— start MATERIALS PROVIDED —

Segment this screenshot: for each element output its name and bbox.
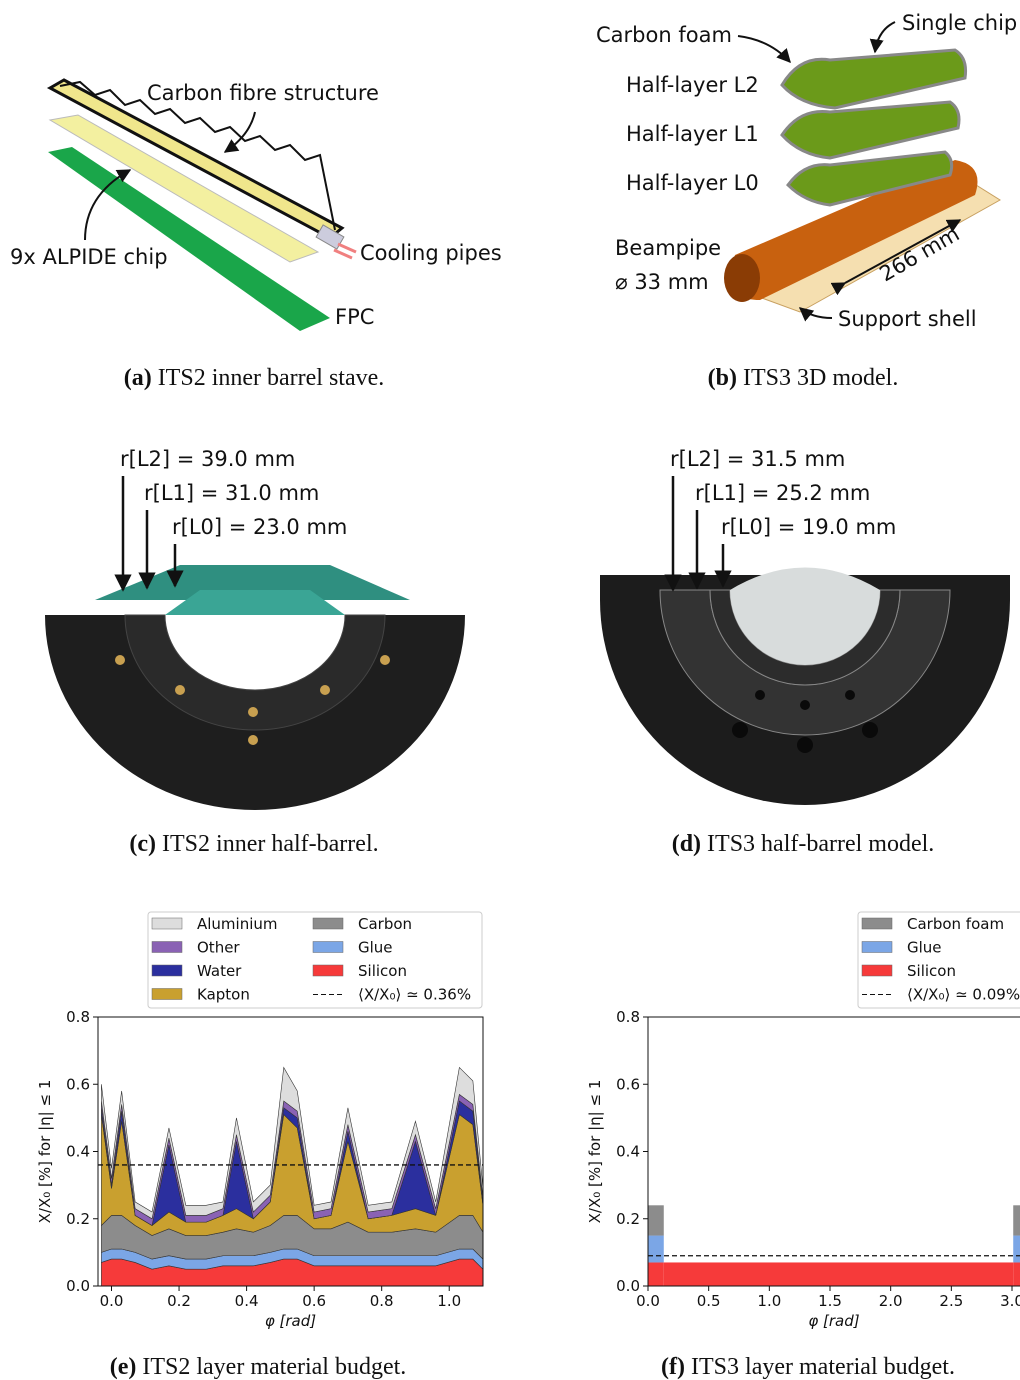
caption-text: ITS2 inner half-barrel. — [162, 831, 379, 857]
x-tick-label: 0.2 — [167, 1292, 191, 1310]
label: r[L2] = 39.0 mm — [120, 447, 295, 471]
caption-letter: (e) — [110, 1354, 137, 1380]
x-tick-label: 0.6 — [302, 1292, 326, 1310]
caption-text: ITS3 layer material budget. — [691, 1354, 955, 1380]
bar — [1013, 1236, 1020, 1263]
caption: (b) ITS3 3D model. — [708, 365, 899, 391]
bar — [1013, 1262, 1020, 1286]
y-tick-label: 0.4 — [66, 1143, 90, 1161]
legend-swatch — [862, 918, 892, 929]
label: Carbon fibre structure — [147, 81, 379, 105]
label: Half-layer L0 — [626, 171, 759, 195]
figure: Carbon fibre structure 9x ALPIDE chip Co… — [0, 0, 1020, 1380]
bar — [664, 1262, 1013, 1286]
caption-letter: (b) — [708, 365, 737, 391]
caption-letter: (a) — [124, 365, 152, 391]
legend-label: Aluminium — [197, 915, 278, 933]
caption-text: ITS2 layer material budget. — [142, 1354, 406, 1380]
legend-label: Other — [197, 939, 240, 957]
x-tick-label: 2.0 — [879, 1292, 903, 1310]
caption: (f) ITS3 layer material budget. — [661, 1354, 955, 1380]
caption-letter: (c) — [129, 831, 156, 857]
y-tick-label: 0.8 — [616, 1008, 640, 1026]
y-tick-label: 0.0 — [66, 1277, 90, 1295]
label: r[L2] = 31.5 mm — [670, 447, 845, 471]
caption-letter: (d) — [672, 831, 701, 857]
legend-swatch — [862, 942, 892, 953]
legend-swatch — [313, 965, 343, 976]
x-tick-label: 0.8 — [370, 1292, 394, 1310]
caption: (a) ITS2 inner barrel stave. — [124, 365, 385, 391]
x-tick-label: 0.0 — [636, 1292, 660, 1310]
legend-label: ⟨X/X₀⟩ ≃ 0.36% — [358, 986, 471, 1004]
y-tick-label: 0.6 — [66, 1075, 90, 1093]
label: r[L1] = 31.0 mm — [144, 481, 319, 505]
caption-text: ITS3 half-barrel model. — [707, 831, 934, 857]
x-axis-label: φ [rad] — [265, 1312, 316, 1330]
legend-label: Glue — [907, 939, 942, 957]
caption: (c) ITS2 inner half-barrel. — [129, 831, 378, 857]
legend-label: Glue — [358, 939, 393, 957]
caption: (e) ITS2 layer material budget. — [110, 1354, 407, 1380]
legend-label: Silicon — [358, 962, 407, 980]
plot — [648, 1205, 1020, 1286]
label: Carbon foam — [596, 23, 732, 47]
y-axis-label: X/X₀ [%] for |η| ≤ 1 — [586, 1080, 604, 1224]
y-tick-label: 0.6 — [616, 1075, 640, 1093]
y-axis-label: X/X₀ [%] for |η| ≤ 1 — [36, 1080, 54, 1224]
y-tick-label: 0.2 — [616, 1210, 640, 1228]
legend-swatch — [152, 942, 182, 953]
label: 9x ALPIDE chip — [10, 245, 168, 269]
label: r[L0] = 19.0 mm — [721, 515, 896, 539]
bar — [1013, 1205, 1020, 1235]
legend-swatch — [862, 965, 892, 976]
label: Support shell — [838, 307, 977, 331]
legend-swatch — [152, 965, 182, 976]
legend-swatch — [313, 918, 343, 929]
y-tick-label: 0.4 — [616, 1143, 640, 1161]
bar — [648, 1236, 664, 1263]
x-tick-label: 0.4 — [235, 1292, 259, 1310]
label: Half-layer L1 — [626, 122, 759, 146]
axes-frame — [648, 1017, 1020, 1286]
x-axis-label: φ [rad] — [808, 1312, 859, 1330]
legend-swatch — [313, 942, 343, 953]
label: r[L0] = 23.0 mm — [172, 515, 347, 539]
y-tick-label: 0.2 — [66, 1210, 90, 1228]
its3-drawing — [724, 22, 1000, 318]
x-tick-label: 0.5 — [697, 1292, 721, 1310]
label: Cooling pipes — [360, 241, 502, 265]
legend-swatch — [152, 918, 182, 929]
label: r[L1] = 25.2 mm — [695, 481, 870, 505]
caption-letter: (f) — [661, 1354, 685, 1380]
legend-label: Silicon — [907, 962, 956, 980]
caption: (d) ITS3 half-barrel model. — [672, 831, 935, 857]
legend-label: Water — [197, 962, 242, 980]
x-tick-label: 1.5 — [818, 1292, 842, 1310]
legend-label: Carbon foam — [907, 915, 1004, 933]
x-tick-label: 0.0 — [100, 1292, 124, 1310]
legend-label: Kapton — [197, 986, 250, 1004]
legend-label: Carbon — [358, 915, 412, 933]
caption-text: ITS3 3D model. — [743, 365, 898, 391]
label: Single chip — [902, 11, 1017, 35]
x-tick-label: 2.5 — [939, 1292, 963, 1310]
label: FPC — [335, 305, 374, 329]
caption-text: ITS2 inner barrel stave. — [158, 365, 385, 391]
bar — [648, 1205, 664, 1235]
x-tick-label: 1.0 — [757, 1292, 781, 1310]
x-tick-label: 1.0 — [437, 1292, 461, 1310]
legend-swatch — [152, 989, 182, 1000]
label: Half-layer L2 — [626, 73, 759, 97]
stave-drawing — [48, 80, 356, 331]
x-tick-label: 3.0 — [1000, 1292, 1020, 1310]
label: ⌀ 33 mm — [615, 270, 709, 294]
page: { "illustrations": [ {"labels": ["Carbon… — [0, 0, 1020, 1380]
y-tick-label: 0.8 — [66, 1008, 90, 1026]
legend-label: ⟨X/X₀⟩ ≃ 0.09% — [907, 986, 1020, 1004]
bar — [648, 1262, 664, 1286]
plot — [101, 1067, 483, 1286]
label: Beampipe — [615, 236, 721, 260]
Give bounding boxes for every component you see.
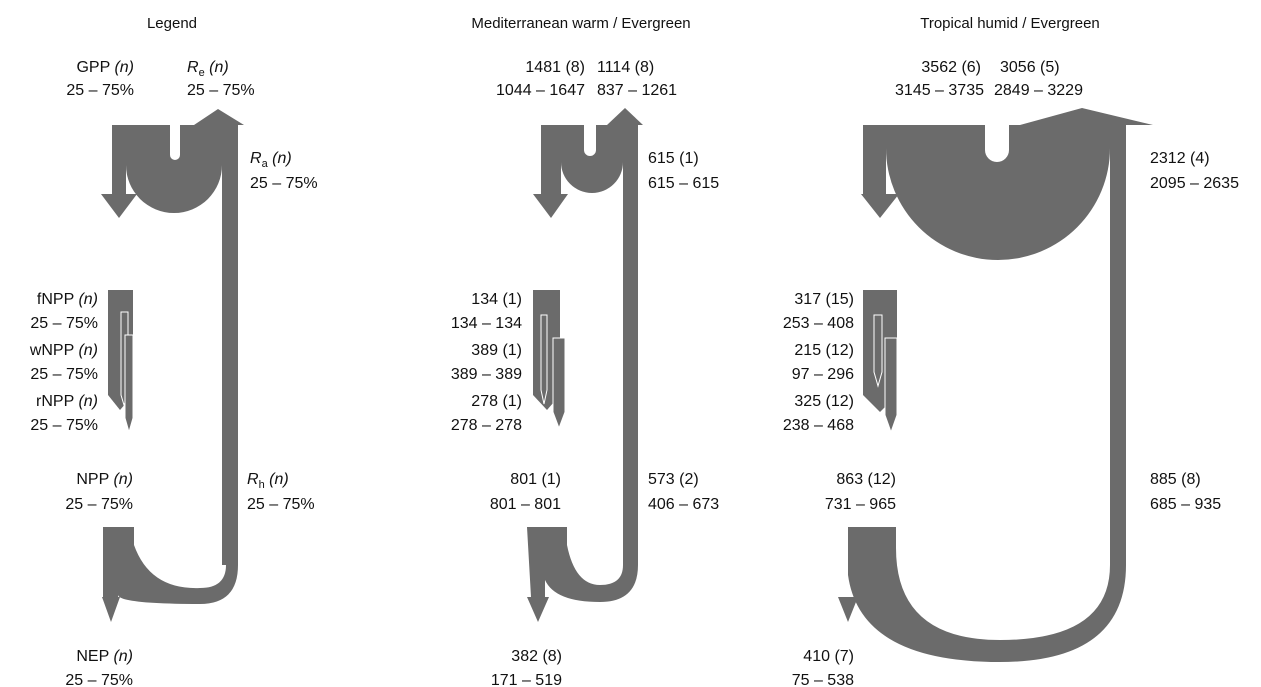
tropical-rnpp-arrow — [884, 337, 898, 434]
mediterranean-rnpp-label: 278 (1) 278 – 278 — [451, 393, 522, 434]
svg-text:801 – 801: 801 – 801 — [490, 496, 561, 513]
svg-text:215 (12): 215 (12) — [794, 342, 854, 359]
mediterranean-gpp-ra-re-flow — [533, 108, 643, 565]
svg-text:1114 (8): 1114 (8) — [597, 59, 654, 76]
tropical-gpp-label: 3562 (6) 3145 – 3735 — [895, 59, 984, 99]
svg-text:25 – 75%: 25 – 75% — [250, 175, 318, 192]
legend-rnpp-label: rNPP (n) 25 – 75% — [30, 393, 98, 434]
mediterranean-nep-label: 382 (8) 171 – 519 — [491, 648, 562, 687]
mediterranean-wnpp-label: 389 (1) 389 – 389 — [451, 342, 522, 383]
tropical-rnpp-label: 325 (12) 238 – 468 — [783, 393, 854, 434]
svg-text:NEP (n): NEP (n) — [76, 648, 133, 665]
svg-text:171 – 519: 171 – 519 — [491, 672, 562, 687]
tropical-title: Tropical humid / Evergreen — [920, 15, 1100, 32]
legend-re-label: Re (n) 25 – 75% — [187, 59, 255, 99]
mediterranean-ra-label: 615 (1) 615 – 615 — [648, 150, 719, 192]
tropical-wnpp-arrow — [873, 314, 883, 388]
svg-text:325 (12): 325 (12) — [794, 393, 854, 410]
svg-text:Rh (n): Rh (n) — [247, 471, 289, 491]
tropical-rh-label: 885 (8) 685 – 935 — [1150, 471, 1221, 513]
legend-panel: Legend GPP (n) 25 – 75% Re (n) 25 – 75% … — [29, 15, 318, 687]
svg-text:2095 – 2635: 2095 – 2635 — [1150, 175, 1239, 192]
svg-text:685 – 935: 685 – 935 — [1150, 496, 1221, 513]
svg-text:615 (1): 615 (1) — [648, 150, 699, 167]
tropical-nep-label: 410 (7) 75 – 538 — [792, 648, 854, 687]
svg-text:801 (1): 801 (1) — [510, 471, 561, 488]
svg-text:25 – 75%: 25 – 75% — [187, 82, 255, 99]
mediterranean-wnpp-arrow — [540, 314, 548, 405]
tropical-wnpp-label: 215 (12) 97 – 296 — [792, 342, 854, 383]
svg-text:278 – 278: 278 – 278 — [451, 417, 522, 434]
tropical-gpp-ra-re-flow — [861, 108, 1153, 565]
legend-npp-rh-nep-flow — [102, 527, 238, 622]
svg-text:GPP (n): GPP (n) — [76, 59, 134, 76]
svg-text:389 (1): 389 (1) — [471, 342, 522, 359]
tropical-fnpp-label: 317 (15) 253 – 408 — [783, 291, 854, 332]
svg-text:317 (15): 317 (15) — [794, 291, 854, 308]
legend-gpp-ra-re-flow — [101, 109, 244, 565]
legend-npp-label: NPP (n) 25 – 75% — [65, 471, 133, 513]
mediterranean-title: Mediterranean warm / Evergreen — [471, 15, 690, 32]
svg-text:253 – 408: 253 – 408 — [783, 315, 854, 332]
svg-text:573 (2): 573 (2) — [648, 471, 699, 488]
svg-text:410 (7): 410 (7) — [803, 648, 854, 665]
mediterranean-re-label: 1114 (8) 837 – 1261 — [597, 59, 677, 99]
svg-text:Re (n): Re (n) — [187, 59, 229, 79]
legend-wnpp-label: wNPP (n) 25 – 75% — [29, 342, 98, 383]
legend-rh-label: Rh (n) 25 – 75% — [247, 471, 315, 513]
svg-text:382 (8): 382 (8) — [511, 648, 562, 665]
svg-text:25 – 75%: 25 – 75% — [66, 82, 134, 99]
mediterranean-rnpp-arrow — [552, 337, 566, 430]
svg-text:Ra (n): Ra (n) — [250, 150, 292, 170]
svg-text:2312 (4): 2312 (4) — [1150, 150, 1210, 167]
svg-text:NPP (n): NPP (n) — [76, 471, 133, 488]
svg-text:75 – 538: 75 – 538 — [792, 672, 854, 687]
tropical-re-label: 3056 (5) 2849 – 3229 — [994, 59, 1083, 99]
tropical-panel: Tropical humid / Evergreen 3562 (6) 3145… — [783, 15, 1239, 687]
svg-text:25 – 75%: 25 – 75% — [30, 366, 98, 383]
svg-text:615 – 615: 615 – 615 — [648, 175, 719, 192]
legend-ra-label: Ra (n) 25 – 75% — [250, 150, 318, 192]
tropical-ra-label: 2312 (4) 2095 – 2635 — [1150, 150, 1239, 192]
mediterranean-npp-label: 801 (1) 801 – 801 — [490, 471, 561, 513]
legend-rnpp-arrow — [124, 334, 134, 434]
mediterranean-npp-rh-nep-flow — [527, 527, 638, 622]
svg-text:25 – 75%: 25 – 75% — [247, 496, 315, 513]
svg-text:1481 (8): 1481 (8) — [525, 59, 585, 76]
svg-text:wNPP (n): wNPP (n) — [29, 342, 98, 359]
svg-text:837 – 1261: 837 – 1261 — [597, 82, 677, 99]
svg-text:25 – 75%: 25 – 75% — [30, 417, 98, 434]
svg-text:25 – 75%: 25 – 75% — [30, 315, 98, 332]
svg-text:25 – 75%: 25 – 75% — [65, 672, 133, 687]
svg-text:863 (12): 863 (12) — [836, 471, 896, 488]
svg-text:3056 (5): 3056 (5) — [1000, 59, 1060, 76]
mediterranean-fnpp-label: 134 (1) 134 – 134 — [451, 291, 522, 332]
svg-text:3145 – 3735: 3145 – 3735 — [895, 82, 984, 99]
svg-text:389 – 389: 389 – 389 — [451, 366, 522, 383]
legend-nep-label: NEP (n) 25 – 75% — [65, 648, 133, 687]
legend-gpp-label: GPP (n) 25 – 75% — [66, 59, 134, 99]
svg-text:97 – 296: 97 – 296 — [792, 366, 854, 383]
svg-text:1044 – 1647: 1044 – 1647 — [496, 82, 585, 99]
svg-text:134 (1): 134 (1) — [471, 291, 522, 308]
mediterranean-gpp-label: 1481 (8) 1044 – 1647 — [496, 59, 585, 99]
svg-text:885 (8): 885 (8) — [1150, 471, 1201, 488]
tropical-npp-label: 863 (12) 731 – 965 — [825, 471, 896, 513]
mediterranean-rh-label: 573 (2) 406 – 673 — [648, 471, 719, 513]
svg-text:134 – 134: 134 – 134 — [451, 315, 522, 332]
svg-text:2849 – 3229: 2849 – 3229 — [994, 82, 1083, 99]
svg-text:fNPP (n): fNPP (n) — [37, 291, 98, 308]
legend-fnpp-label: fNPP (n) 25 – 75% — [30, 291, 98, 332]
legend-title: Legend — [147, 15, 197, 32]
tropical-npp-rh-nep-flow — [838, 527, 1126, 662]
svg-text:731 – 965: 731 – 965 — [825, 496, 896, 513]
svg-text:3562 (6): 3562 (6) — [921, 59, 981, 76]
svg-text:238 – 468: 238 – 468 — [783, 417, 854, 434]
svg-text:25 – 75%: 25 – 75% — [65, 496, 133, 513]
svg-text:406 – 673: 406 – 673 — [648, 496, 719, 513]
mediterranean-panel: Mediterranean warm / Evergreen 1481 (8) … — [451, 15, 719, 687]
svg-text:278 (1): 278 (1) — [471, 393, 522, 410]
svg-text:rNPP (n): rNPP (n) — [36, 393, 98, 410]
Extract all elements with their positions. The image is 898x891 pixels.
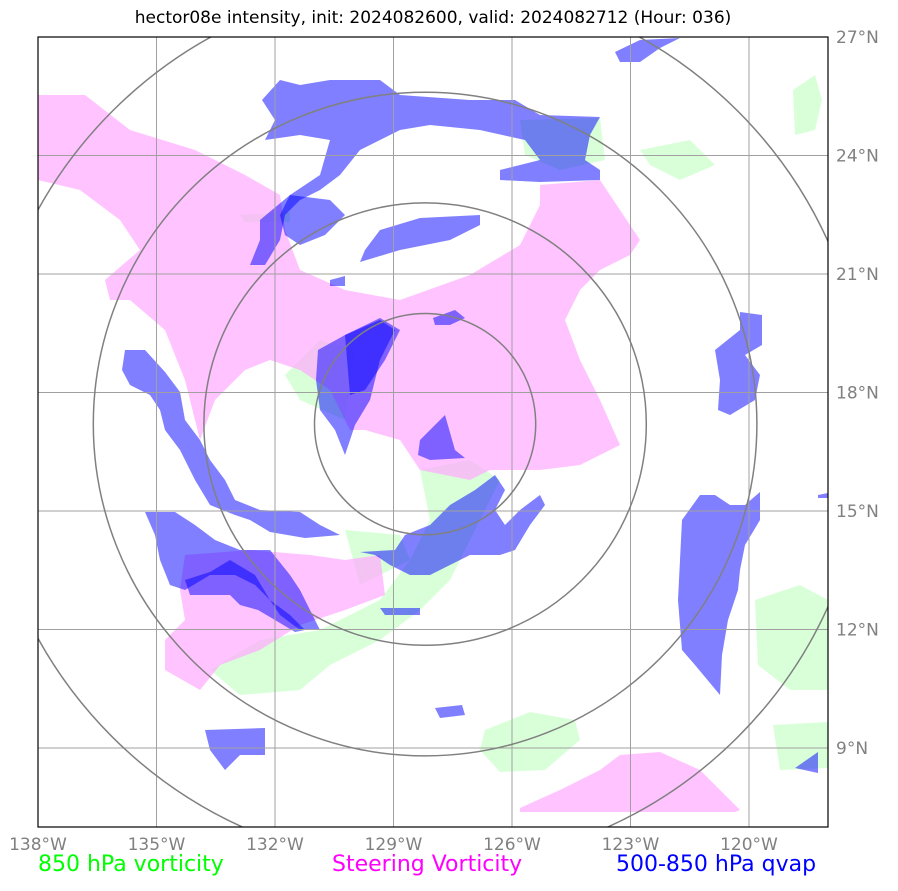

— end MATERIALS PROVIDED —

WHAT YOU ARE ASKED TO DO: Count the lines in the rows above that contain the string "humid", and give only that number.

RESULT OF THE EXERCISE: 2